▶ [The exercise]: Retype all of the data. Every line must match exactly.

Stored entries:
···

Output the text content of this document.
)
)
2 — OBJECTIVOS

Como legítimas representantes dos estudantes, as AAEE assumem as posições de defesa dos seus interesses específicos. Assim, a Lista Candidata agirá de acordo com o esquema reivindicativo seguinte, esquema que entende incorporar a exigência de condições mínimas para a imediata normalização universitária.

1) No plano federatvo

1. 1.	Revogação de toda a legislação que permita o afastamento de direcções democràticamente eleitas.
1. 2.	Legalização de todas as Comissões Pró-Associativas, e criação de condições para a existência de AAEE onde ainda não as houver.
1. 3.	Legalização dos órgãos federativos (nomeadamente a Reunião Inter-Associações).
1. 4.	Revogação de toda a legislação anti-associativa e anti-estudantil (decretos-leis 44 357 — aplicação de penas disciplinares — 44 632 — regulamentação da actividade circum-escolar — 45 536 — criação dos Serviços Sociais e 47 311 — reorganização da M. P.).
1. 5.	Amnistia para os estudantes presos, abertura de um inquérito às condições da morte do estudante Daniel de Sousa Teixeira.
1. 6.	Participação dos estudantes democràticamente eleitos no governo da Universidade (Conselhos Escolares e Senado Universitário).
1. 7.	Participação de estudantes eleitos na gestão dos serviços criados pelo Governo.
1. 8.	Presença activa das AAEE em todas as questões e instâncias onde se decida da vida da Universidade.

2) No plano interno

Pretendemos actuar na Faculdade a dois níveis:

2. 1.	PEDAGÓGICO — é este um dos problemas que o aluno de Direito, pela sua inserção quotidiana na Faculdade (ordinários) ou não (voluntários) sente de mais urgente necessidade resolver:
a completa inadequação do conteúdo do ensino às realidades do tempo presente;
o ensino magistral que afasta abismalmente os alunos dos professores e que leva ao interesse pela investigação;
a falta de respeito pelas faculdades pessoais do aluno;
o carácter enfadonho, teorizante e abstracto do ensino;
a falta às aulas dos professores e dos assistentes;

···

▶ [Task answer]:
Output the text content of this document.
)
)
2 — OBJECTIVOS

Como legítimas representantes dos estudantes, as AAEE assumem as posições de defesa dos seus interesses específicos. Assim, a Lista Candidata agirá de acordo com o esquema reivindicativo seguinte, esquema que entende incorporar a exigência de condições mínimas para a imediata normalização universitária.

1) No plano federatvo

1. 1.	Revogação de toda a legislação que permita o afastamento de direcções democràticamente eleitas.
1. 2.	Legalização de todas as Comissões Pró-Associativas, e criação de condições para a existência de AAEE onde ainda não as houver.
1. 3.	Legalização dos órgãos federativos (nomeadamente a Reunião Inter-Associações).
1. 4.	Revogação de toda a legislação anti-associativa e anti-estudantil (decretos-leis 44 357 — aplicação de penas disciplinares — 44 632 — regulamentação da actividade circum-escolar — 45 536 — criação dos Serviços Sociais e 47 311 — reorganização da M. P.).
1. 5.	Amnistia para os estudantes presos, abertura de um inquérito às condições da morte do estudante Daniel de Sousa Teixeira.
1. 6.	Participação dos estudantes democràticamente eleitos no governo da Universidade (Conselhos Escolares e Senado Universitário).
1. 7.	Participação de estudantes eleitos na gestão dos serviços criados pelo Governo.
1. 8.	Presença activa das AAEE em todas as questões e instâncias onde se decida da vida da Universidade.

2) No plano interno

Pretendemos actuar na Faculdade a dois níveis:

2. 1.	PEDAGÓGICO — é este um dos problemas que o aluno de Direito, pela sua inserção quotidiana na Faculdade (ordinários) ou não (voluntários) sente de mais urgente necessidade resolver:
a completa inadequação do conteúdo do ensino às realidades do tempo presente;
o ensino magistral que afasta abismalmente os alunos dos professores e que leva ao interesse pela investigação;
a falta de respeito pelas faculdades pessoais do aluno;
o carácter enfadonho, teorizante e abstracto do ensino;
a falta às aulas dos professores e dos assistentes;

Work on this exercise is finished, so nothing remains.